■ **INPUT ROWS**

——————

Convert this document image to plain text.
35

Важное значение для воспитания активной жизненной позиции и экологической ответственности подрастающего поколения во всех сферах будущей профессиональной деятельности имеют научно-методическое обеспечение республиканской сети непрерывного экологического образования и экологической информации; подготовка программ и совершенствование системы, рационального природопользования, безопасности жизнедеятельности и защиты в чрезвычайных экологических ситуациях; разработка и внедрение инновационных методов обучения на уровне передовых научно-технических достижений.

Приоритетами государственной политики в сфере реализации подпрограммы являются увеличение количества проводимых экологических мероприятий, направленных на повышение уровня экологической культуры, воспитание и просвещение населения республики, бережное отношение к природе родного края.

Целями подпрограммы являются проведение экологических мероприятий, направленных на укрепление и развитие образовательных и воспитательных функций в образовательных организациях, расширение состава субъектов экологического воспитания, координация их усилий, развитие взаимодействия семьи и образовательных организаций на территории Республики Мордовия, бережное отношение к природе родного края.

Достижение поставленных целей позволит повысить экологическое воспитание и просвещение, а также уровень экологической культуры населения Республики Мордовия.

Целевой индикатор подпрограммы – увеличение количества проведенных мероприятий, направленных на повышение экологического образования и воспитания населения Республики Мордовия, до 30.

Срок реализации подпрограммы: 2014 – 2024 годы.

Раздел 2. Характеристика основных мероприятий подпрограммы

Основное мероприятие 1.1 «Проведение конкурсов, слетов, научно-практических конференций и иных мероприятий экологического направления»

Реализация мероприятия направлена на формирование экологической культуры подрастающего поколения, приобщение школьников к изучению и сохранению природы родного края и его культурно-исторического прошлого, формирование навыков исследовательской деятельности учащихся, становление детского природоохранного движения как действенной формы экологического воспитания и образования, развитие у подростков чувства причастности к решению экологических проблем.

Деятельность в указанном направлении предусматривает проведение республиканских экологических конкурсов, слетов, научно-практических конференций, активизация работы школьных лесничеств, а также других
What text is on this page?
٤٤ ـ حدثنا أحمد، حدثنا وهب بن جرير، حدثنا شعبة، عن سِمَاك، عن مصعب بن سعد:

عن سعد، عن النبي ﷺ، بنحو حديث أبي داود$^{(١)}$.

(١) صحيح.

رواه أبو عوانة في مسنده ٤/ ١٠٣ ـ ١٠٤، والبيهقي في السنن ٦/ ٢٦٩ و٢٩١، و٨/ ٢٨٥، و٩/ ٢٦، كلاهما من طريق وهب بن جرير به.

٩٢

——————

Write the data out again in full and exactly.

Convert this document image to plain text.
35

Важное значение для воспитания активной жизненной позиции и экологической ответственности подрастающего поколения во всех сферах будущей профессиональной деятельности имеют научно-методическое обеспечение республиканской сети непрерывного экологического образования и экологической информации; подготовка программ и совершенствование системы, рационального природопользования, безопасности жизнедеятельности и защиты в чрезвычайных экологических ситуациях; разработка и внедрение инновационных методов обучения на уровне передовых научно-технических достижений.

Приоритетами государственной политики в сфере реализации подпрограммы являются увеличение количества проводимых экологических мероприятий, направленных на повышение уровня экологической культуры, воспитание и просвещение населения республики, бережное отношение к природе родного края.

Целями подпрограммы являются проведение экологических мероприятий, направленных на укрепление и развитие образовательных и воспитательных функций в образовательных организациях, расширение состава субъектов экологического воспитания, координация их усилий, развитие взаимодействия семьи и образовательных организаций на территории Республики Мордовия, бережное отношение к природе родного края.

Достижение поставленных целей позволит повысить экологическое воспитание и просвещение, а также уровень экологической культуры населения Республики Мордовия.

Целевой индикатор подпрограммы – увеличение количества проведенных мероприятий, направленных на повышение экологического образования и воспитания населения Республики Мордовия, до 30.

Срок реализации подпрограммы: 2014 – 2024 годы.

Раздел 2. Характеристика основных мероприятий подпрограммы

Основное мероприятие 1.1 «Проведение конкурсов, слетов, научно-практических конференций и иных мероприятий экологического направления»

Реализация мероприятия направлена на формирование экологической культуры подрастающего поколения, приобщение школьников к изучению и сохранению природы родного края и его культурно-исторического прошлого, формирование навыков исследовательской деятельности учащихся, становление детского природоохранного движения как действенной формы экологического воспитания и образования, развитие у подростков чувства причастности к решению экологических проблем.

Деятельность в указанном направлении предусматривает проведение республиканских экологических конкурсов, слетов, научно-практических конференций, активизация работы школьных лесничеств, а также других
What text is on this page?
٤٤ ـ حدثنا أحمد، حدثنا وهب بن جرير، حدثنا شعبة، عن سِمَاك، عن مصعب بن سعد:

عن سعد، عن النبي ﷺ، بنحو حديث أبي داود$^{(١)}$.

(١) صحيح.

رواه أبو عوانة في مسنده ٤/ ١٠٣ ـ ١٠٤، والبيهقي في السنن ٦/ ٢٦٩ و٢٩١، و٨/ ٢٨٥، و٩/ ٢٦، كلاهما من طريق وهب بن جرير به.

٩٢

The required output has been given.